→ Directions
Restate each line of the listing exactly, without carrying over any pictures.

→ Material for the task
==============================

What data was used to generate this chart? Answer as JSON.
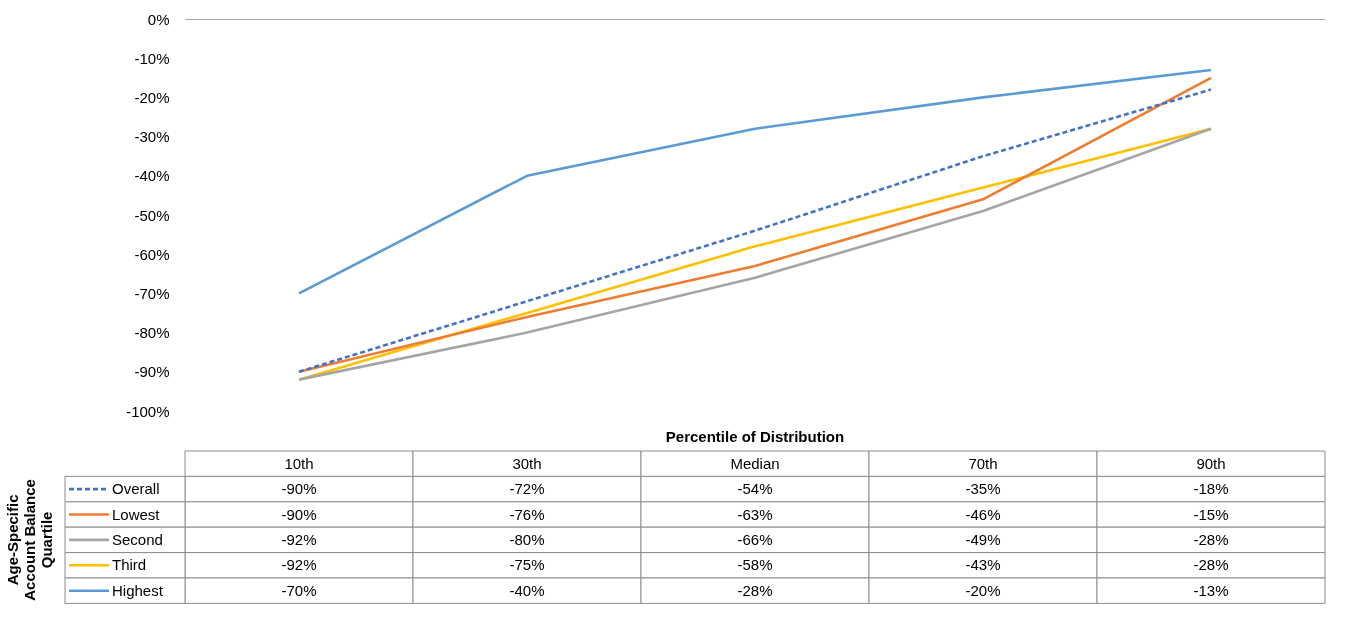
{
  "chart_data": {
    "type": "line",
    "xlabel": "Percentile of Distribution",
    "legend_title": "Age-Specific\nAccount Balance\nQuartile",
    "legend": "bottom",
    "tick_labels": "y",
    "grid": false,
    "categories": [
      "10th",
      "30th",
      "Median",
      "70th",
      "90th"
    ],
    "ylim": [
      -100,
      0
    ],
    "yticks": [
      {
        "value": 0,
        "label": "0%"
      },
      {
        "value": -10,
        "label": "-10%"
      },
      {
        "value": -20,
        "label": "-20%"
      },
      {
        "value": -30,
        "label": "-30%"
      },
      {
        "value": -40,
        "label": "-40%"
      },
      {
        "value": -50,
        "label": "-50%"
      },
      {
        "value": -60,
        "label": "-60%"
      },
      {
        "value": -70,
        "label": "-70%"
      },
      {
        "value": -80,
        "label": "-80%"
      },
      {
        "value": -90,
        "label": "-90%"
      },
      {
        "value": -100,
        "label": "-100%"
      }
    ],
    "series": [
      {
        "name": "Overall",
        "color": "#4472c4",
        "line_style": "dashed",
        "values": [
          -90,
          -72,
          -54,
          -35,
          -18
        ],
        "value_labels": [
          "-90%",
          "-72%",
          "-54%",
          "-35%",
          "-18%"
        ]
      },
      {
        "name": "Lowest",
        "color": "#ed7d31",
        "line_style": "solid",
        "values": [
          -90,
          -76,
          -63,
          -46,
          -15
        ],
        "value_labels": [
          "-90%",
          "-76%",
          "-63%",
          "-46%",
          "-15%"
        ]
      },
      {
        "name": "Second",
        "color": "#a5a5a5",
        "line_style": "solid",
        "values": [
          -92,
          -80,
          -66,
          -49,
          -28
        ],
        "value_labels": [
          "-92%",
          "-80%",
          "-66%",
          "-49%",
          "-28%"
        ]
      },
      {
        "name": "Third",
        "color": "#ffc000",
        "line_style": "solid",
        "values": [
          -92,
          -75,
          -58,
          -43,
          -28
        ],
        "value_labels": [
          "-92%",
          "-75%",
          "-58%",
          "-43%",
          "-28%"
        ]
      },
      {
        "name": "Highest",
        "color": "#5b9bd5",
        "line_style": "solid",
        "values": [
          -70,
          -40,
          -28,
          -20,
          -13
        ],
        "value_labels": [
          "-70%",
          "-40%",
          "-28%",
          "-20%",
          "-13%"
        ]
      }
    ]
  }
}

==============================

→ Expected answer
What data was used to generate this chart? Answer as JSON.
{
  "chart_data": {
    "type": "line",
    "xlabel": "Percentile of Distribution",
    "legend_title": "Age-Specific\nAccount Balance\nQuartile",
    "legend": "bottom",
    "tick_labels": "y",
    "grid": false,
    "categories": [
      "10th",
      "30th",
      "Median",
      "70th",
      "90th"
    ],
    "ylim": [
      -100,
      0
    ],
    "yticks": [
      {
        "value": 0,
        "label": "0%"
      },
      {
        "value": -10,
        "label": "-10%"
      },
      {
        "value": -20,
        "label": "-20%"
      },
      {
        "value": -30,
        "label": "-30%"
      },
      {
        "value": -40,
        "label": "-40%"
      },
      {
        "value": -50,
        "label": "-50%"
      },
      {
        "value": -60,
        "label": "-60%"
      },
      {
        "value": -70,
        "label": "-70%"
      },
      {
        "value": -80,
        "label": "-80%"
      },
      {
        "value": -90,
        "label": "-90%"
      },
      {
        "value": -100,
        "label": "-100%"
      }
    ],
    "series": [
      {
        "name": "Overall",
        "color": "#4472c4",
        "line_style": "dashed",
        "values": [
          -90,
          -72,
          -54,
          -35,
          -18
        ],
        "value_labels": [
          "-90%",
          "-72%",
          "-54%",
          "-35%",
          "-18%"
        ]
      },
      {
        "name": "Lowest",
        "color": "#ed7d31",
        "line_style": "solid",
        "values": [
          -90,
          -76,
          -63,
          -46,
          -15
        ],
        "value_labels": [
          "-90%",
          "-76%",
          "-63%",
          "-46%",
          "-15%"
        ]
      },
      {
        "name": "Second",
        "color": "#a5a5a5",
        "line_style": "solid",
        "values": [
          -92,
          -80,
          -66,
          -49,
          -28
        ],
        "value_labels": [
          "-92%",
          "-80%",
          "-66%",
          "-49%",
          "-28%"
        ]
      },
      {
        "name": "Third",
        "color": "#ffc000",
        "line_style": "solid",
        "values": [
          -92,
          -75,
          -58,
          -43,
          -28
        ],
        "value_labels": [
          "-92%",
          "-75%",
          "-58%",
          "-43%",
          "-28%"
        ]
      },
      {
        "name": "Highest",
        "color": "#5b9bd5",
        "line_style": "solid",
        "values": [
          -70,
          -40,
          -28,
          -20,
          -13
        ],
        "value_labels": [
          "-70%",
          "-40%",
          "-28%",
          "-20%",
          "-13%"
        ]
      }
    ]
  }
}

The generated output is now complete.